SUPPLIED DATA =>
───

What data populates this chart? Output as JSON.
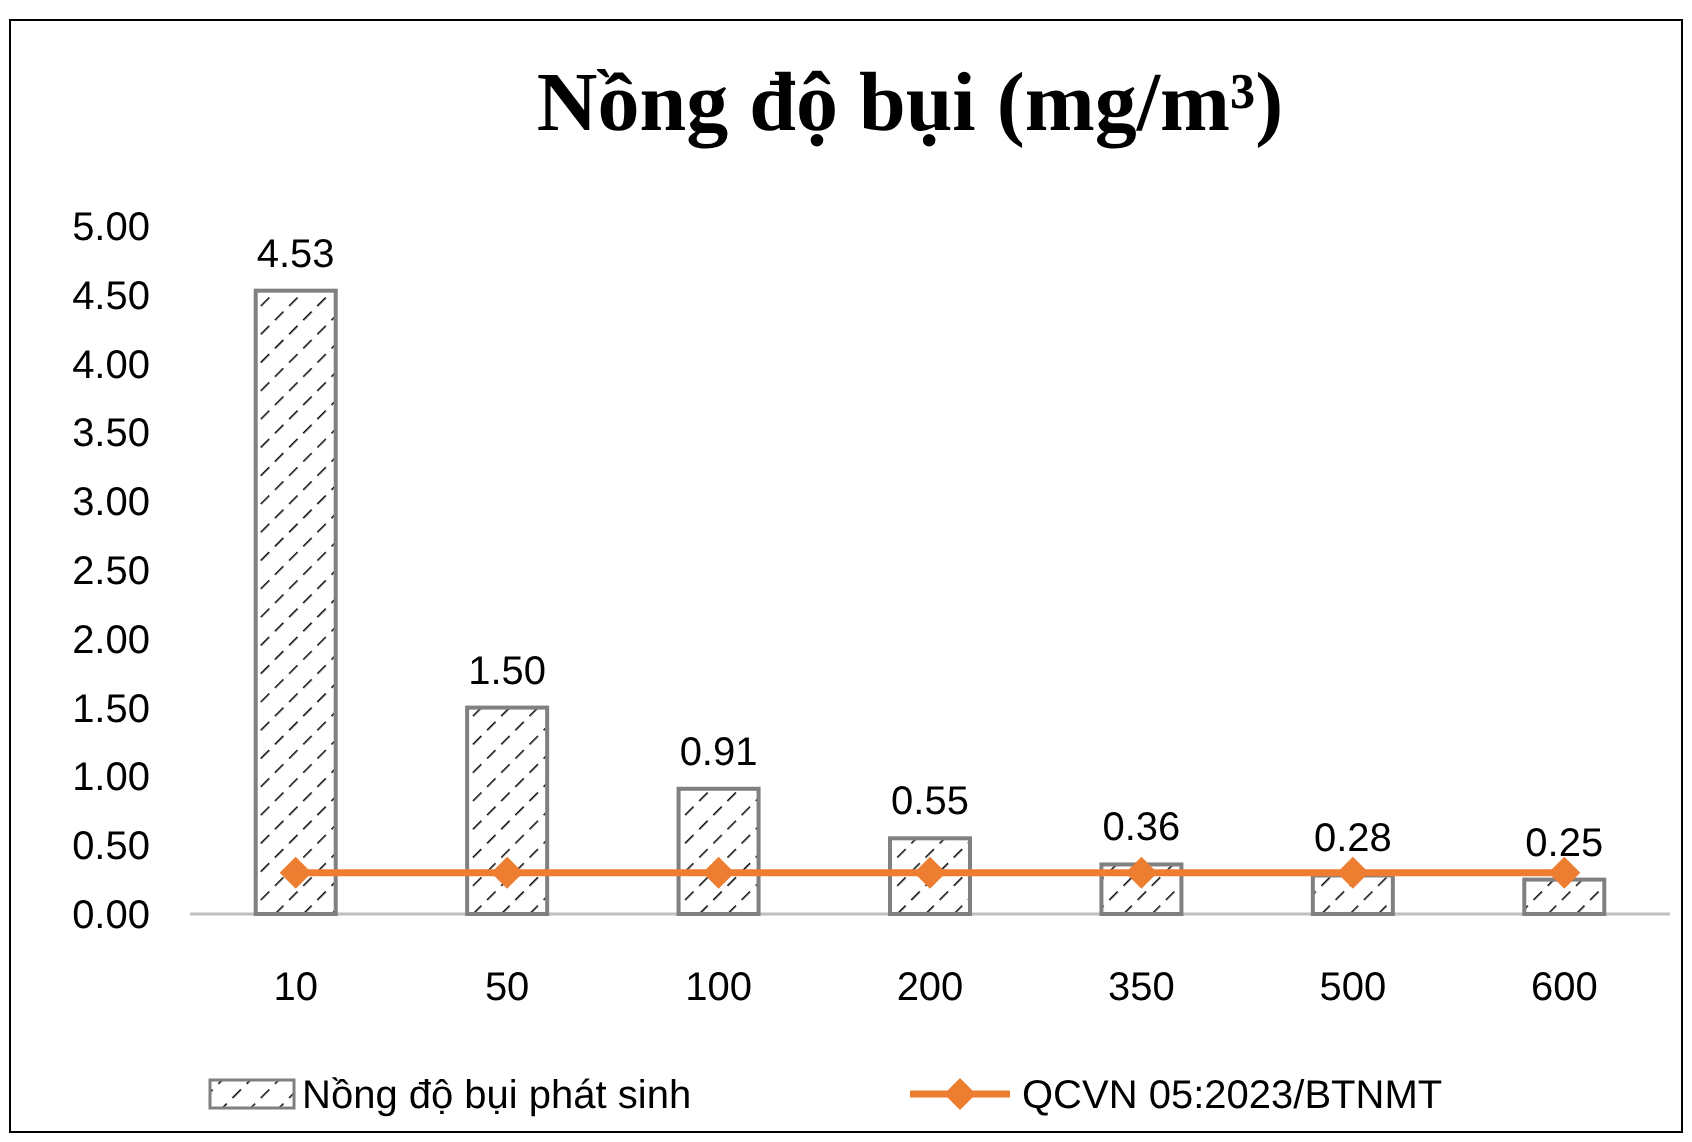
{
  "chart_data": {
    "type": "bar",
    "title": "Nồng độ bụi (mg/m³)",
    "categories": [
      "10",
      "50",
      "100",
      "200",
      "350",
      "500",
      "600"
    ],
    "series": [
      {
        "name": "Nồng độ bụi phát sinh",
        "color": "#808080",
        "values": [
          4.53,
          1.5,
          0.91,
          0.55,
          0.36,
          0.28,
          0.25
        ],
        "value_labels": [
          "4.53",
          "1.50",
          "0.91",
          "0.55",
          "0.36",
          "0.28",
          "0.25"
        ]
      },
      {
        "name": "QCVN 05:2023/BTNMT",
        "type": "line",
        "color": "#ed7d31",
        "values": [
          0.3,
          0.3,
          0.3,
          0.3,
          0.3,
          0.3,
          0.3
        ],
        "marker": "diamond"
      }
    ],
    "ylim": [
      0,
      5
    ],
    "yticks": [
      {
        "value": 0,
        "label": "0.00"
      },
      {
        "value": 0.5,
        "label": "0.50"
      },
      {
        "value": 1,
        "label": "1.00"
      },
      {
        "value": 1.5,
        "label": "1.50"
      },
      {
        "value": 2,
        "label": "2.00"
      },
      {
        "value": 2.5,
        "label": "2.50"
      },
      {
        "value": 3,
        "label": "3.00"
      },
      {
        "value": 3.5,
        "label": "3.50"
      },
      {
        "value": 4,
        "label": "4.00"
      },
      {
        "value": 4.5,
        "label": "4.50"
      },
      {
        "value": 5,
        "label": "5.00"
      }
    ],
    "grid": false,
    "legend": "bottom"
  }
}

───

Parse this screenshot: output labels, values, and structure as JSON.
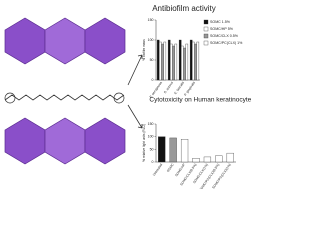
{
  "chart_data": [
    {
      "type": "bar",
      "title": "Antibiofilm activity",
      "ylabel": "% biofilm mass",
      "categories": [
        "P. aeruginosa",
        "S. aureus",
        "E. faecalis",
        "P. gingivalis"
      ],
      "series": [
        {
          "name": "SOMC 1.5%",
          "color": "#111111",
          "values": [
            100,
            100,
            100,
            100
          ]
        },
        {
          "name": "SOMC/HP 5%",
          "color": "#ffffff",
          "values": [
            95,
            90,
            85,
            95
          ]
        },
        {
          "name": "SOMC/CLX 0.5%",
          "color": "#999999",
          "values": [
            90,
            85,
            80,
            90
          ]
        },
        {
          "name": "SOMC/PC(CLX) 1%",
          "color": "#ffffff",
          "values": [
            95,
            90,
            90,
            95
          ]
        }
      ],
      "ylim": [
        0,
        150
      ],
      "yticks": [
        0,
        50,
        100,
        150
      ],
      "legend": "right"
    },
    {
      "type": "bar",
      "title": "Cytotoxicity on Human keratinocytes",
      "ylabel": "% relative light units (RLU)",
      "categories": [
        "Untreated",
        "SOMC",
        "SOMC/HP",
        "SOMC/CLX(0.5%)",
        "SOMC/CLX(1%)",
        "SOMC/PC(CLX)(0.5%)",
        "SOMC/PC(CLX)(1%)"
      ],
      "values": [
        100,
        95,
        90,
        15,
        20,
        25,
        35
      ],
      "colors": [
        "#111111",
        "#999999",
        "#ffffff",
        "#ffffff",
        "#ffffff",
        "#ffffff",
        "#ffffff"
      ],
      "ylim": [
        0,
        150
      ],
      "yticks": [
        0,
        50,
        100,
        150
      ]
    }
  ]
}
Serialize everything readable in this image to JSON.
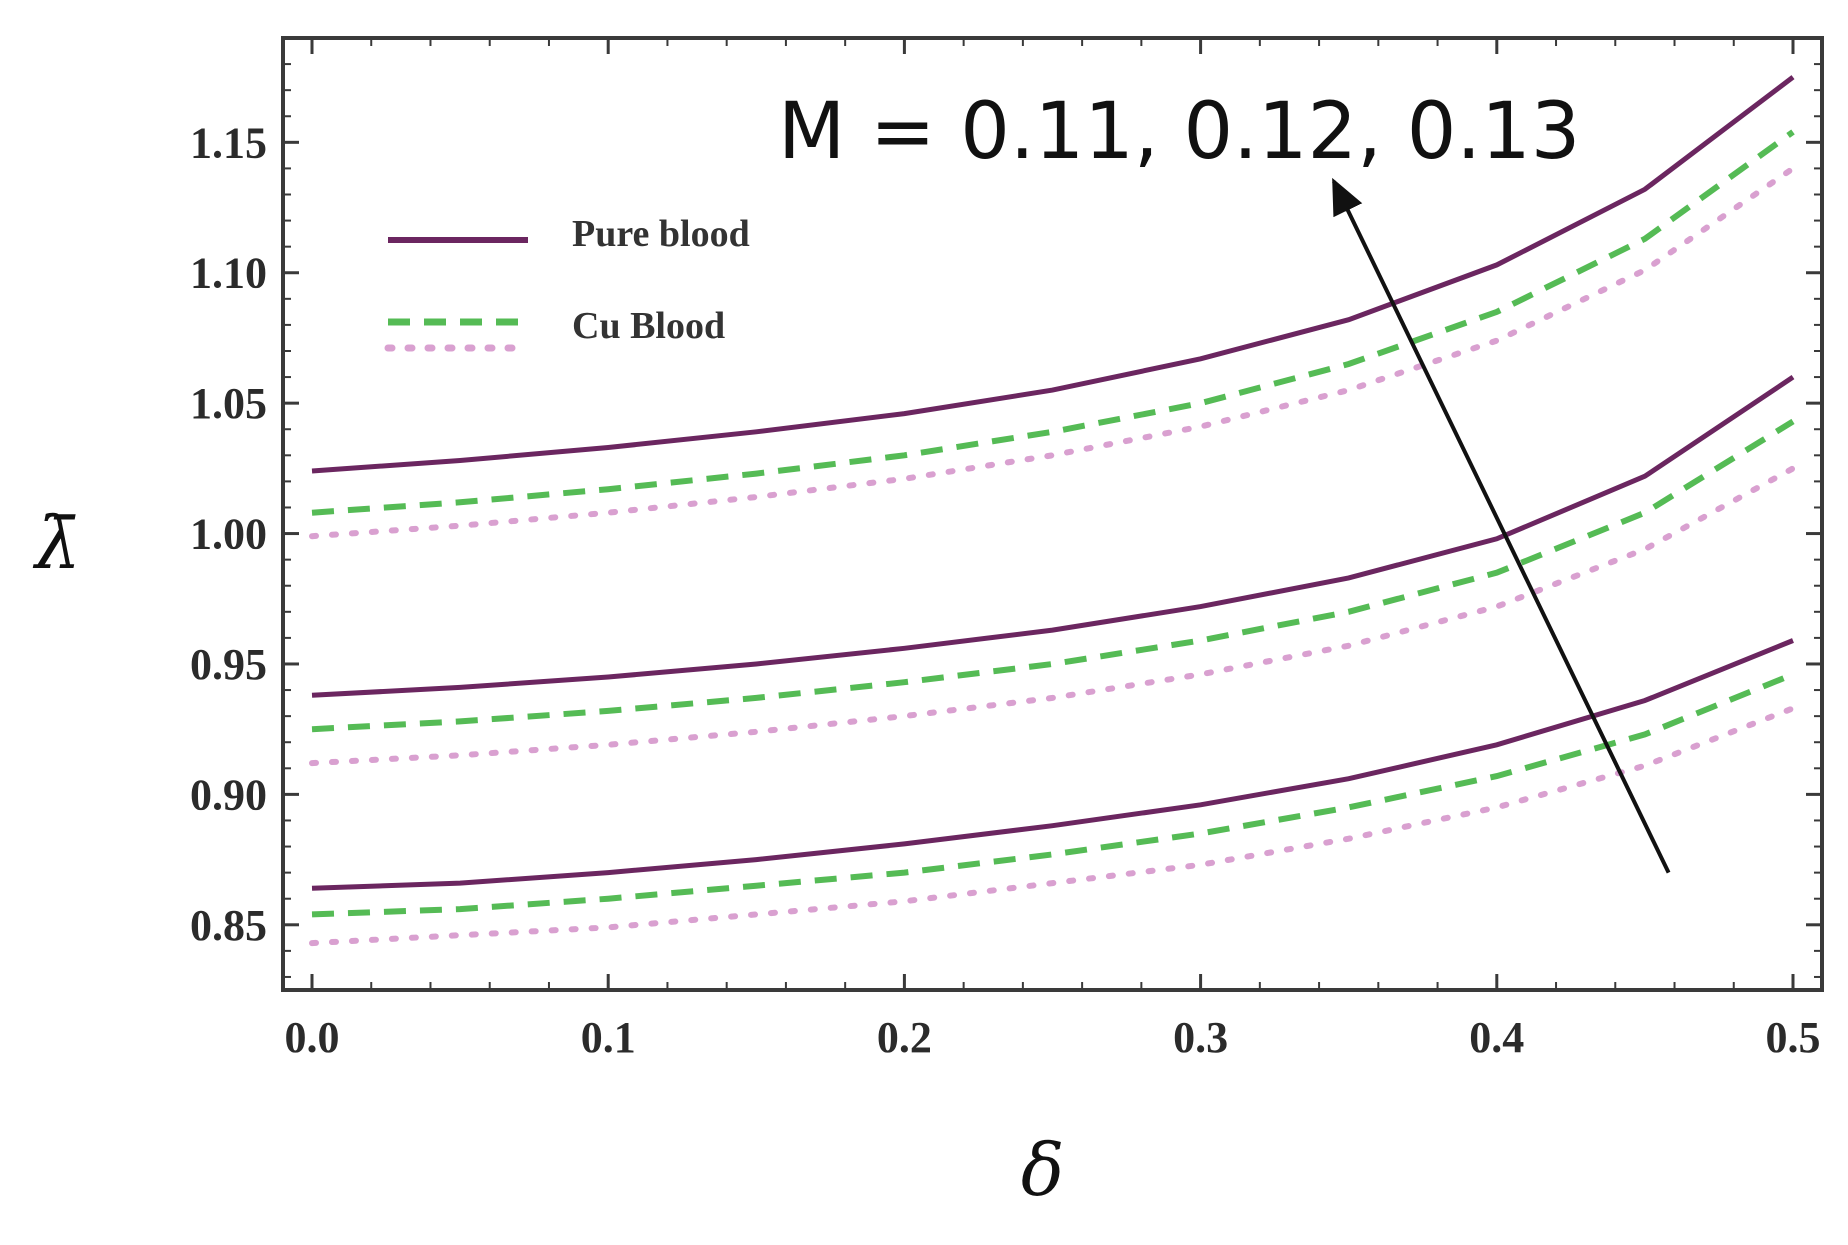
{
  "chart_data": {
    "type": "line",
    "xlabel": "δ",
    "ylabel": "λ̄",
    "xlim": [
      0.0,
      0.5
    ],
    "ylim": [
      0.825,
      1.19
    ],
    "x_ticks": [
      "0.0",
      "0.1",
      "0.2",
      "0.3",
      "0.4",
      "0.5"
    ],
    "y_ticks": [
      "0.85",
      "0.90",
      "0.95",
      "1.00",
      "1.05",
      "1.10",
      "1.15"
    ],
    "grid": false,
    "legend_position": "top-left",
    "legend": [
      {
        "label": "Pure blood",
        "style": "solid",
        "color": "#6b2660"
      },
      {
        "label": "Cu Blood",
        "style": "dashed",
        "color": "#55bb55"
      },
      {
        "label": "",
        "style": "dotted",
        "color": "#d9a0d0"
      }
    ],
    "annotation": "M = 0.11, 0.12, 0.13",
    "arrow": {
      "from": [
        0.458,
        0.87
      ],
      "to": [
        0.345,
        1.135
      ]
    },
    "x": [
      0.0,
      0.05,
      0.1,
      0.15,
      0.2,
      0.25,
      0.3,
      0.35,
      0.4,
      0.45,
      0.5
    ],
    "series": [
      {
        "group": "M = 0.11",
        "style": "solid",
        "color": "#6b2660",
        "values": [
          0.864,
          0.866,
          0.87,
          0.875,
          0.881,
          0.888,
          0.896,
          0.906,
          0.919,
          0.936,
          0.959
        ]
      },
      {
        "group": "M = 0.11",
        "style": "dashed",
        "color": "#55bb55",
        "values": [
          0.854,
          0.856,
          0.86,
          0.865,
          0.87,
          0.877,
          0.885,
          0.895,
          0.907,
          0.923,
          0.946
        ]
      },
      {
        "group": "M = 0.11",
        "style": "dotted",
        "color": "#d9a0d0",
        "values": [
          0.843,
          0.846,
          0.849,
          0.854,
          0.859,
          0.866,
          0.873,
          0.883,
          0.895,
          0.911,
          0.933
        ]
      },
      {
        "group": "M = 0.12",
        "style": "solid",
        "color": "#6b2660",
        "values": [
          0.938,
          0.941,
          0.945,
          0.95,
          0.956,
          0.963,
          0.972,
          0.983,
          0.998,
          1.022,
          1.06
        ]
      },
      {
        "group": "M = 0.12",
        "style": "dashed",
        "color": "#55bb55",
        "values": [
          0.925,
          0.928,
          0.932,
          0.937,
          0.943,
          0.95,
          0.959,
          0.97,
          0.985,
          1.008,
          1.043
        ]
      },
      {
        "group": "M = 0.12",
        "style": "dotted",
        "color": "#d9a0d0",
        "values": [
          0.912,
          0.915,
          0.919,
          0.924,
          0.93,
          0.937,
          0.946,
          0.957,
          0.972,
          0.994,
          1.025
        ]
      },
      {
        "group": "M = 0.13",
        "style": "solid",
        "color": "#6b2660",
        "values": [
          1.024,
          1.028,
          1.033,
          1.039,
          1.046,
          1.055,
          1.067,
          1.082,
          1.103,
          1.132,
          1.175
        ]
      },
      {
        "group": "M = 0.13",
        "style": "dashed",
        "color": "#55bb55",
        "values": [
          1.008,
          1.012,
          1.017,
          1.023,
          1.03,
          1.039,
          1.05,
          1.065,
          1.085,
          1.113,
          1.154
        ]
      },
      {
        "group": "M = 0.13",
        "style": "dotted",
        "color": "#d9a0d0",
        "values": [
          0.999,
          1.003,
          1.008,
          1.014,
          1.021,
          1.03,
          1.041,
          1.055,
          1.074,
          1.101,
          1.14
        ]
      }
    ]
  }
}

───

EXERCISE DESCRIPTION =>
Return every line containing "type".

OUTPUT FOR THIS EXERCISE =>
    "type": "bar",
        "type": "line",
      "type": "bar",
      "type": "bar",
    "type": "line",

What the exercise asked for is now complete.